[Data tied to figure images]
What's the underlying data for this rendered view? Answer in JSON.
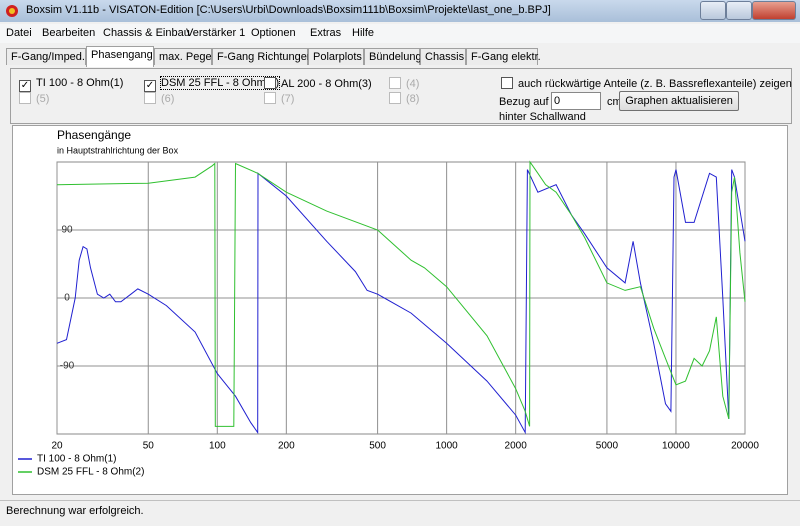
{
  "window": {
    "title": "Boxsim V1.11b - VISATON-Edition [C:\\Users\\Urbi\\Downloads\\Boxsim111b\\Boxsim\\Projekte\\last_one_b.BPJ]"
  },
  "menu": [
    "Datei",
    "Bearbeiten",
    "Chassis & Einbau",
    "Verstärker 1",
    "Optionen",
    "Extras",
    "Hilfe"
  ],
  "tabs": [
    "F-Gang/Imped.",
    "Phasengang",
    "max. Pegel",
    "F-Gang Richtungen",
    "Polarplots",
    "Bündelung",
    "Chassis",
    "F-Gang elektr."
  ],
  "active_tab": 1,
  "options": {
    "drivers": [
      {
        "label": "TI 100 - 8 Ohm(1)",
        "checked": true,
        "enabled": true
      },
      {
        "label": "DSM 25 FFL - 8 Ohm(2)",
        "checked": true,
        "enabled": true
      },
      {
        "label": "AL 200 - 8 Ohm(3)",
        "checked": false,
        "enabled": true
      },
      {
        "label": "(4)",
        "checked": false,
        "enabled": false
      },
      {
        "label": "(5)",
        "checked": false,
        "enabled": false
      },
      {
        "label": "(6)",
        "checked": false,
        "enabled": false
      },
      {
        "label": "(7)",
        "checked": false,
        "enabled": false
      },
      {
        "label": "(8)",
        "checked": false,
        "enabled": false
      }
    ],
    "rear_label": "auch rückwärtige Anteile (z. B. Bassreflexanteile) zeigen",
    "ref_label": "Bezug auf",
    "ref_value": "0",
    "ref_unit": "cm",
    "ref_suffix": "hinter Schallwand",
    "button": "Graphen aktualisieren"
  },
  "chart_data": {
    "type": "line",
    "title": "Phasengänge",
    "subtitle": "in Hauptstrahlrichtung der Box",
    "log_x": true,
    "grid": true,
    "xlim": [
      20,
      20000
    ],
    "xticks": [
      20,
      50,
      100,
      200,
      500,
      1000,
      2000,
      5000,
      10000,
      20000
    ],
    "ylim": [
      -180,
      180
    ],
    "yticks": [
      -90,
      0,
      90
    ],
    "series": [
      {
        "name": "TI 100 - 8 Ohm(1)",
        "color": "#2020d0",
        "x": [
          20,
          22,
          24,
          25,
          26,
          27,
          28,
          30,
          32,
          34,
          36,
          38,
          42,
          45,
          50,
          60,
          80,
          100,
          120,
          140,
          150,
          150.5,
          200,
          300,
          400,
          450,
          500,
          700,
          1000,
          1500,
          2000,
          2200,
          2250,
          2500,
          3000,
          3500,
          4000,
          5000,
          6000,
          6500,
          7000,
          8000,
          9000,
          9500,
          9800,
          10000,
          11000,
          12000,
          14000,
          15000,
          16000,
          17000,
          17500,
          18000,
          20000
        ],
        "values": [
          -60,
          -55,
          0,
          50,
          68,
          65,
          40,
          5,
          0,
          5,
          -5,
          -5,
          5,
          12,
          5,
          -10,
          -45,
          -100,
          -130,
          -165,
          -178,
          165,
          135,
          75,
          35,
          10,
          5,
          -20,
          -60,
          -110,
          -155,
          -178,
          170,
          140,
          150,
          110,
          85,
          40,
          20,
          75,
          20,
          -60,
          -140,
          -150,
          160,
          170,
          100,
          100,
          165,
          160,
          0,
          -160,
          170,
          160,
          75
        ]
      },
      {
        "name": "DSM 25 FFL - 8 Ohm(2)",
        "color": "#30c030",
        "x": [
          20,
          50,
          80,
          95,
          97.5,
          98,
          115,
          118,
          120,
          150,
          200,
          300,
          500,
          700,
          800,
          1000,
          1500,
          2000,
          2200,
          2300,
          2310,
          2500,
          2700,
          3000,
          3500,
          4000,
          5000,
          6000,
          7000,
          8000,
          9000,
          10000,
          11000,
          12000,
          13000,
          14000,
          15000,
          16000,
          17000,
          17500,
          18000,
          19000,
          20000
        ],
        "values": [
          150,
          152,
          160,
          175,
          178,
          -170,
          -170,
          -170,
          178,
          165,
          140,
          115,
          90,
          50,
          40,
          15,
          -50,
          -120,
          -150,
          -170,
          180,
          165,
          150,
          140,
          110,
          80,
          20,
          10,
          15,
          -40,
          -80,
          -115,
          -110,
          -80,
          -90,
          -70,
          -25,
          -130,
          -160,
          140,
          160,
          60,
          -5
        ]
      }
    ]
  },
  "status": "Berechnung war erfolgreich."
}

...

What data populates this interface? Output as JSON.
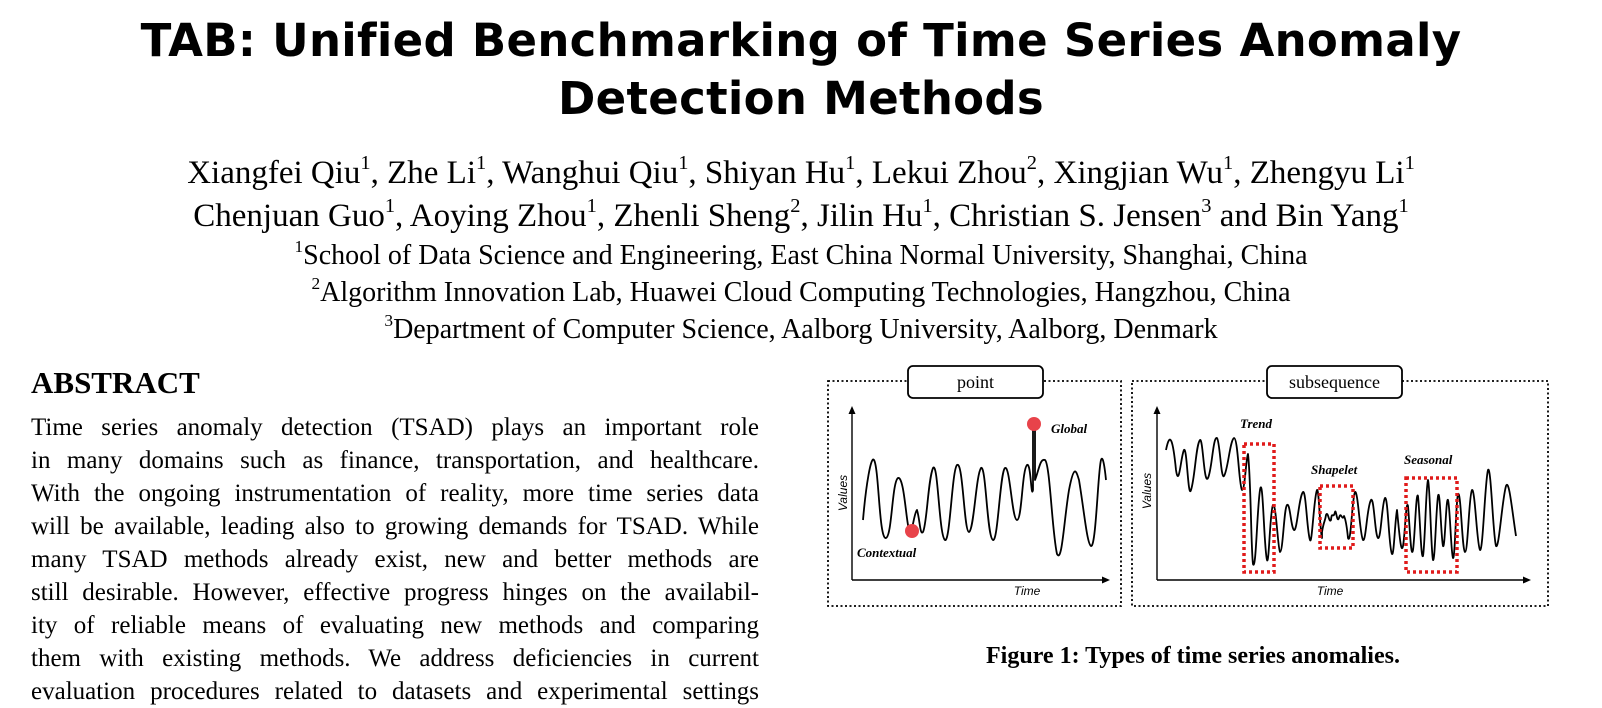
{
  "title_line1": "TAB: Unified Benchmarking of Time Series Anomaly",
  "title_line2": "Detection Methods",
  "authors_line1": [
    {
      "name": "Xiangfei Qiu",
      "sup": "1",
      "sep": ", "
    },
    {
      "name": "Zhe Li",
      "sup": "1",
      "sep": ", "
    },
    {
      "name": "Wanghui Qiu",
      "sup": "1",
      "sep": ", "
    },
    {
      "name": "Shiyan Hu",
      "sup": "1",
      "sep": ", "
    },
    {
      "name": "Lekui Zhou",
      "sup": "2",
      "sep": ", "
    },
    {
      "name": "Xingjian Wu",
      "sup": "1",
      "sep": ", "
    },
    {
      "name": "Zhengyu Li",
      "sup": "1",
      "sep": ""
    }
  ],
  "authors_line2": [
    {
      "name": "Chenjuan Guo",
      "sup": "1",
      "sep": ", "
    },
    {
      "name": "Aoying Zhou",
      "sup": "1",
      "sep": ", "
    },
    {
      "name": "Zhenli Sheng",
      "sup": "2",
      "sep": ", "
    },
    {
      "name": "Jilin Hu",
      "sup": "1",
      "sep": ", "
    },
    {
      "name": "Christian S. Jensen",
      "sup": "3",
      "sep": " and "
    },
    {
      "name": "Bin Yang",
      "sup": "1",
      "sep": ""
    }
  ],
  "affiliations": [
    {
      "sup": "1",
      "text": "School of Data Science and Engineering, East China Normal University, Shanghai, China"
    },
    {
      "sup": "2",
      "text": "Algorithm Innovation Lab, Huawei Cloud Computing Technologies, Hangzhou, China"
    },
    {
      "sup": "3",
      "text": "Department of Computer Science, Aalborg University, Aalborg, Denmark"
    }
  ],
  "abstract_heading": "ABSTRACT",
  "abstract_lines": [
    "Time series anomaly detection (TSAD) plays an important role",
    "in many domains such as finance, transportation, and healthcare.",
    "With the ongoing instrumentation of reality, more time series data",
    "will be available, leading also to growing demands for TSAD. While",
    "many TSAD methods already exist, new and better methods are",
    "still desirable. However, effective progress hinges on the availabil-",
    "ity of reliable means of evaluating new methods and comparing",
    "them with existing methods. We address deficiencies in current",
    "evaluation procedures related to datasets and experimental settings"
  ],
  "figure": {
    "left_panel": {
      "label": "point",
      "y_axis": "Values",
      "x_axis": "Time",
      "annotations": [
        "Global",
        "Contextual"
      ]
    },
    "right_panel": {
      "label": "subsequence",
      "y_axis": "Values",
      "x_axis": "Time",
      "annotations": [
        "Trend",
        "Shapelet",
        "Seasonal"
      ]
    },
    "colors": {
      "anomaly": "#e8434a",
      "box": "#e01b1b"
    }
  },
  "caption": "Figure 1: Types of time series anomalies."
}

TASK INSTRUCTIONS: From the listing above, collect every line that mentions the word "JSON".

PROBLEM SOLUTION:
What's the underlying data for this rendered view? Answer in JSON.
What data populates this interface? Output as JSON.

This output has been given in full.